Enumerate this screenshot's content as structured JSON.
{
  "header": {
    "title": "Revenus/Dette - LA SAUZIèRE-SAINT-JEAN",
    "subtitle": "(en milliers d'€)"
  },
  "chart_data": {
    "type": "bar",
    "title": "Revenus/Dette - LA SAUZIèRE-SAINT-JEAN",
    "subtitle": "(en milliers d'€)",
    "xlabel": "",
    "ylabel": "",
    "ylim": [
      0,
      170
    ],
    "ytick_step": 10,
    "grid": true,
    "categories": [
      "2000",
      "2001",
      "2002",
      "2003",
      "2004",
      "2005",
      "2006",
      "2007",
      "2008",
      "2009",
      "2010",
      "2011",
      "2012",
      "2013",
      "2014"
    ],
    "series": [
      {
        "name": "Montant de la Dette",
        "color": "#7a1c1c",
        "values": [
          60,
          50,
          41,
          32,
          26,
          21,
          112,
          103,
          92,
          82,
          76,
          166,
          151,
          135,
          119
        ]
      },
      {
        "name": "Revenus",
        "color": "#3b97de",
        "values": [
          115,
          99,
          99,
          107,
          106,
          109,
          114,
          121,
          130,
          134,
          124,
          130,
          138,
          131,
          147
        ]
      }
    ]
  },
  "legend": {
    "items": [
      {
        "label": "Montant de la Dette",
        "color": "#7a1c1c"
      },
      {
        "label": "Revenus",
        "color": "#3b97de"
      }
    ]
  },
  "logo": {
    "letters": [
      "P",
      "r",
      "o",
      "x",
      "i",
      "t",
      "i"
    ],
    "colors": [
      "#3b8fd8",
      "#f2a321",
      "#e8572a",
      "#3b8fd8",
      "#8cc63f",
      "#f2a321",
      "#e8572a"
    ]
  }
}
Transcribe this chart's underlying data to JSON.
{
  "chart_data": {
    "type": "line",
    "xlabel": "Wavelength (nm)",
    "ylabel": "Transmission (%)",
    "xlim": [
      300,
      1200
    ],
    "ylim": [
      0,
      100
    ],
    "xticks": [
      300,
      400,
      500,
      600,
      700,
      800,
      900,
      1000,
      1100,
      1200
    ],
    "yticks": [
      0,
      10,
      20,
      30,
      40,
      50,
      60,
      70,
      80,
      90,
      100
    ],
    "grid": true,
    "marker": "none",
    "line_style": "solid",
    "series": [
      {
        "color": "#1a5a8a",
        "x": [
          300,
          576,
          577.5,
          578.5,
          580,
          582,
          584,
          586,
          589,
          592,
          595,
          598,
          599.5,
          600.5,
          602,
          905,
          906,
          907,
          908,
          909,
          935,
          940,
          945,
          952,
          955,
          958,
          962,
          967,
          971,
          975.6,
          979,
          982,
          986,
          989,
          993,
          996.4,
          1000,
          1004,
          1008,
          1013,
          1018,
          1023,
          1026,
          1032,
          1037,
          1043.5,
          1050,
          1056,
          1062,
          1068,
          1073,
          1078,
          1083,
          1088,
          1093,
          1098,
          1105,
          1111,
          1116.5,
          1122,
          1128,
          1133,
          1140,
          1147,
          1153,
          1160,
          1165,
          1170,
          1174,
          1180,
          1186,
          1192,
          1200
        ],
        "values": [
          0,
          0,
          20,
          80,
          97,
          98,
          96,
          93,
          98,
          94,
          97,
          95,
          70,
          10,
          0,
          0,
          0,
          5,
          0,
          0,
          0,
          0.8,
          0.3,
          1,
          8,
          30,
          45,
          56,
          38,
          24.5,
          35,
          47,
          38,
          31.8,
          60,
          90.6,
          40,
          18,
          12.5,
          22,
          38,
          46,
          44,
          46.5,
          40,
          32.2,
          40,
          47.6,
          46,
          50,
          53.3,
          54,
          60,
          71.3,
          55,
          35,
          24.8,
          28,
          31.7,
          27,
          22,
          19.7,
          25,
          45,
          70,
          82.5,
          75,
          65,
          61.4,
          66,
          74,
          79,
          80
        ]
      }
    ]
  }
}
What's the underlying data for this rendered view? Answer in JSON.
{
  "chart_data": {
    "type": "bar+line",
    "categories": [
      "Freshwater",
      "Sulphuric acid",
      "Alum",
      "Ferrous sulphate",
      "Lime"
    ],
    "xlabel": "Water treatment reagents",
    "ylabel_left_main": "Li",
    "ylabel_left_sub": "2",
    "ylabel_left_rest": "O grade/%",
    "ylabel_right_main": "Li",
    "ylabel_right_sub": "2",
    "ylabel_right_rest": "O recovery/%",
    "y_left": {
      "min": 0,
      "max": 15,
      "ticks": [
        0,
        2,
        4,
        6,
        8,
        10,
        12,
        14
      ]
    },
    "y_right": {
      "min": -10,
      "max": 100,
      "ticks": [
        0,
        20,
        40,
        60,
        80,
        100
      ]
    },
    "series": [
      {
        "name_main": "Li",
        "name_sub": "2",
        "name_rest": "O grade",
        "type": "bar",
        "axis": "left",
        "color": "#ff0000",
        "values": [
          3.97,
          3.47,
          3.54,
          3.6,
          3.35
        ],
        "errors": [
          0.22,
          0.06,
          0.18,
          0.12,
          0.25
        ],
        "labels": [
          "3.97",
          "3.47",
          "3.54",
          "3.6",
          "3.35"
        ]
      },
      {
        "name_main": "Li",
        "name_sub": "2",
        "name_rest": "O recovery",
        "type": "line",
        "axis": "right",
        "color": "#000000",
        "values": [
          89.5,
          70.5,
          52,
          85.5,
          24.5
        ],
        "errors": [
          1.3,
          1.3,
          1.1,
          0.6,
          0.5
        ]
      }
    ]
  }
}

※ ※ ※

**Task**
Repeat every record, exactly as written.

**Complete answer**
Enumerate this screenshot's content as structured JSON.
{
  "header": {
    "title": "Revenus/Dette - LA SAUZIèRE-SAINT-JEAN",
    "subtitle": "(en milliers d'€)"
  },
  "chart_data": {
    "type": "bar",
    "title": "Revenus/Dette - LA SAUZIèRE-SAINT-JEAN",
    "subtitle": "(en milliers d'€)",
    "xlabel": "",
    "ylabel": "",
    "ylim": [
      0,
      170
    ],
    "ytick_step": 10,
    "grid": true,
    "categories": [
      "2000",
      "2001",
      "2002",
      "2003",
      "2004",
      "2005",
      "2006",
      "2007",
      "2008",
      "2009",
      "2010",
      "2011",
      "2012",
      "2013",
      "2014"
    ],
    "series": [
      {
        "name": "Montant de la Dette",
        "color": "#7a1c1c",
        "values": [
          60,
          50,
          41,
          32,
          26,
          21,
          112,
          103,
          92,
          82,
          76,
          166,
          151,
          135,
          119
        ]
      },
      {
        "name": "Revenus",
        "color": "#3b97de",
        "values": [
          115,
          99,
          99,
          107,
          106,
          109,
          114,
          121,
          130,
          134,
          124,
          130,
          138,
          131,
          147
        ]
      }
    ]
  },
  "legend": {
    "items": [
      {
        "label": "Montant de la Dette",
        "color": "#7a1c1c"
      },
      {
        "label": "Revenus",
        "color": "#3b97de"
      }
    ]
  },
  "logo": {
    "letters": [
      "P",
      "r",
      "o",
      "x",
      "i",
      "t",
      "i"
    ],
    "colors": [
      "#3b8fd8",
      "#f2a321",
      "#e8572a",
      "#3b8fd8",
      "#8cc63f",
      "#f2a321",
      "#e8572a"
    ]
  }
}
Transcribe this chart's underlying data to JSON.
{
  "chart_data": {
    "type": "line",
    "xlabel": "Wavelength (nm)",
    "ylabel": "Transmission (%)",
    "xlim": [
      300,
      1200
    ],
    "ylim": [
      0,
      100
    ],
    "xticks": [
      300,
      400,
      500,
      600,
      700,
      800,
      900,
      1000,
      1100,
      1200
    ],
    "yticks": [
      0,
      10,
      20,
      30,
      40,
      50,
      60,
      70,
      80,
      90,
      100
    ],
    "grid": true,
    "marker": "none",
    "line_style": "solid",
    "series": [
      {
        "color": "#1a5a8a",
        "x": [
          300,
          576,
          577.5,
          578.5,
          580,
          582,
          584,
          586,
          589,
          592,
          595,
          598,
          599.5,
          600.5,
          602,
          905,
          906,
          907,
          908,
          909,
          935,
          940,
          945,
          952,
          955,
          958,
          962,
          967,
          971,
          975.6,
          979,
          982,
          986,
          989,
          993,
          996.4,
          1000,
          1004,
          1008,
          1013,
          1018,
          1023,
          1026,
          1032,
          1037,
          1043.5,
          1050,
          1056,
          1062,
          1068,
          1073,
          1078,
          1083,
          1088,
          1093,
          1098,
          1105,
          1111,
          1116.5,
          1122,
          1128,
          1133,
          1140,
          1147,
          1153,
          1160,
          1165,
          1170,
          1174,
          1180,
          1186,
          1192,
          1200
        ],
        "values": [
          0,
          0,
          20,
          80,
          97,
          98,
          96,
          93,
          98,
          94,
          97,
          95,
          70,
          10,
          0,
          0,
          0,
          5,
          0,
          0,
          0,
          0.8,
          0.3,
          1,
          8,
          30,
          45,
          56,
          38,
          24.5,
          35,
          47,
          38,
          31.8,
          60,
          90.6,
          40,
          18,
          12.5,
          22,
          38,
          46,
          44,
          46.5,
          40,
          32.2,
          40,
          47.6,
          46,
          50,
          53.3,
          54,
          60,
          71.3,
          55,
          35,
          24.8,
          28,
          31.7,
          27,
          22,
          19.7,
          25,
          45,
          70,
          82.5,
          75,
          65,
          61.4,
          66,
          74,
          79,
          80
        ]
      }
    ]
  }
}
What's the underlying data for this rendered view? Answer in JSON.
{
  "chart_data": {
    "type": "bar+line",
    "categories": [
      "Freshwater",
      "Sulphuric acid",
      "Alum",
      "Ferrous sulphate",
      "Lime"
    ],
    "xlabel": "Water treatment reagents",
    "ylabel_left_main": "Li",
    "ylabel_left_sub": "2",
    "ylabel_left_rest": "O grade/%",
    "ylabel_right_main": "Li",
    "ylabel_right_sub": "2",
    "ylabel_right_rest": "O recovery/%",
    "y_left": {
      "min": 0,
      "max": 15,
      "ticks": [
        0,
        2,
        4,
        6,
        8,
        10,
        12,
        14
      ]
    },
    "y_right": {
      "min": -10,
      "max": 100,
      "ticks": [
        0,
        20,
        40,
        60,
        80,
        100
      ]
    },
    "series": [
      {
        "name_main": "Li",
        "name_sub": "2",
        "name_rest": "O grade",
        "type": "bar",
        "axis": "left",
        "color": "#ff0000",
        "values": [
          3.97,
          3.47,
          3.54,
          3.6,
          3.35
        ],
        "errors": [
          0.22,
          0.06,
          0.18,
          0.12,
          0.25
        ],
        "labels": [
          "3.97",
          "3.47",
          "3.54",
          "3.6",
          "3.35"
        ]
      },
      {
        "name_main": "Li",
        "name_sub": "2",
        "name_rest": "O recovery",
        "type": "line",
        "axis": "right",
        "color": "#000000",
        "values": [
          89.5,
          70.5,
          52,
          85.5,
          24.5
        ],
        "errors": [
          1.3,
          1.3,
          1.1,
          0.6,
          0.5
        ]
      }
    ]
  }
}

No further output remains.